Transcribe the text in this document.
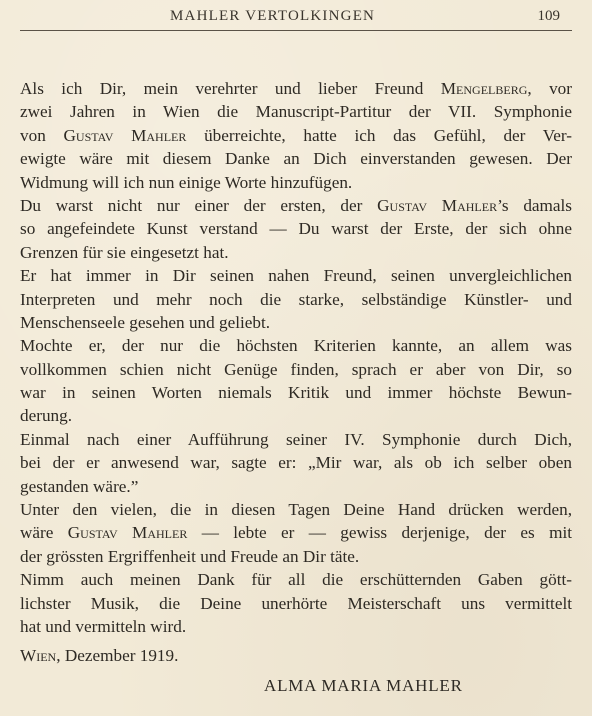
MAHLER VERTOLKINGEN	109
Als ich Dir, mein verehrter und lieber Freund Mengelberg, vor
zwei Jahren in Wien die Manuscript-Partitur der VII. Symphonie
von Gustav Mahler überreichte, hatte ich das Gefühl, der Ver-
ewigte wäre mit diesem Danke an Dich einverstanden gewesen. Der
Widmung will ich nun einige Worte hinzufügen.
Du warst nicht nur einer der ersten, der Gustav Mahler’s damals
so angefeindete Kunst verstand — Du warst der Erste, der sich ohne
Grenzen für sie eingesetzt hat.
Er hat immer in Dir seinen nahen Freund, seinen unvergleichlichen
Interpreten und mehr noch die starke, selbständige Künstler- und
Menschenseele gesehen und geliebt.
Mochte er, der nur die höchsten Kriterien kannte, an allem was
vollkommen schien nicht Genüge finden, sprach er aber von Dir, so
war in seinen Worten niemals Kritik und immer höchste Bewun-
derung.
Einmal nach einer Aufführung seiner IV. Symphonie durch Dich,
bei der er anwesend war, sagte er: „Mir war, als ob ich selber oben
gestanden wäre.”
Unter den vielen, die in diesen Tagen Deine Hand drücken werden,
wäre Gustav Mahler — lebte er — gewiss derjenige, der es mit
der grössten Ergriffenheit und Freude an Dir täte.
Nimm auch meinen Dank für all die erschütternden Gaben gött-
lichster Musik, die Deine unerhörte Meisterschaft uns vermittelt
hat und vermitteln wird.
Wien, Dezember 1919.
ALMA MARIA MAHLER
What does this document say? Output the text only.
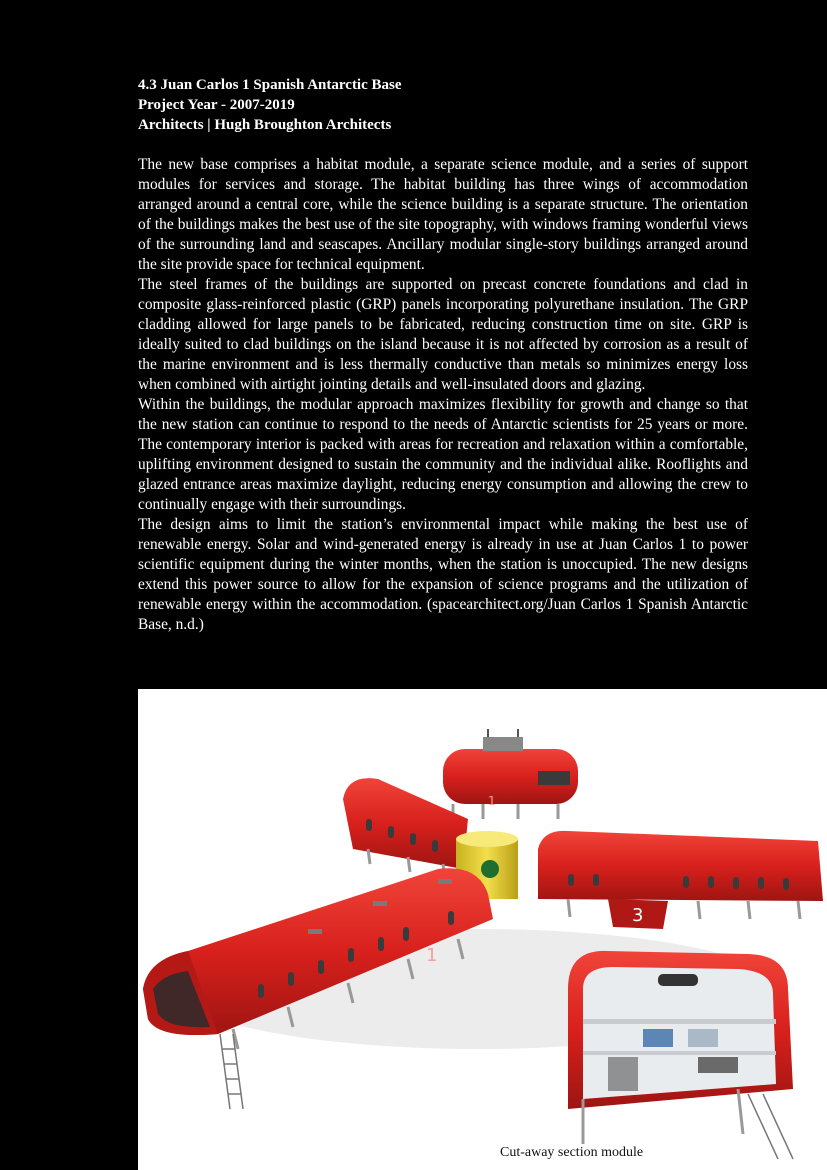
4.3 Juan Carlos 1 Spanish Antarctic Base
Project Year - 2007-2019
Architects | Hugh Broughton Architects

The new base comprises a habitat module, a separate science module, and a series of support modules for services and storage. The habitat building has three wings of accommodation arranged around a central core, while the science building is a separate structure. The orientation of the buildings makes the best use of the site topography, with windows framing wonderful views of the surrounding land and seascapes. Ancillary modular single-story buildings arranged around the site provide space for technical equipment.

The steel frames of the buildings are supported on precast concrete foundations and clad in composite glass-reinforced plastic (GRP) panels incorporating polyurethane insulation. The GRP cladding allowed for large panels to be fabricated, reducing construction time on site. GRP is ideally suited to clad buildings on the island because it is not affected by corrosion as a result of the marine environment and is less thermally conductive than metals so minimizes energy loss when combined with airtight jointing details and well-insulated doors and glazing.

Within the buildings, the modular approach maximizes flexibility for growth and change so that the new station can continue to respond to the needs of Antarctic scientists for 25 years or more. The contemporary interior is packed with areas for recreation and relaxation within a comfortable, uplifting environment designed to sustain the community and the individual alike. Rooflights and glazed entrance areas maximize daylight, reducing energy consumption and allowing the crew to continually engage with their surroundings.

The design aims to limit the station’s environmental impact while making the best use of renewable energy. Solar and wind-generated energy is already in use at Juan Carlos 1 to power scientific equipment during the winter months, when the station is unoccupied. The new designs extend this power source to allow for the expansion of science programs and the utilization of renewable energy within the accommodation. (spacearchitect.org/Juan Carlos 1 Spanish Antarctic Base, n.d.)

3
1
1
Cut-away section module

★ ★ ★

> _TASK INSTRUCTIONS_
Find every line with "document" in the listing and state how many there are, nothing else.

> _EXERCISE RESPONSE_
2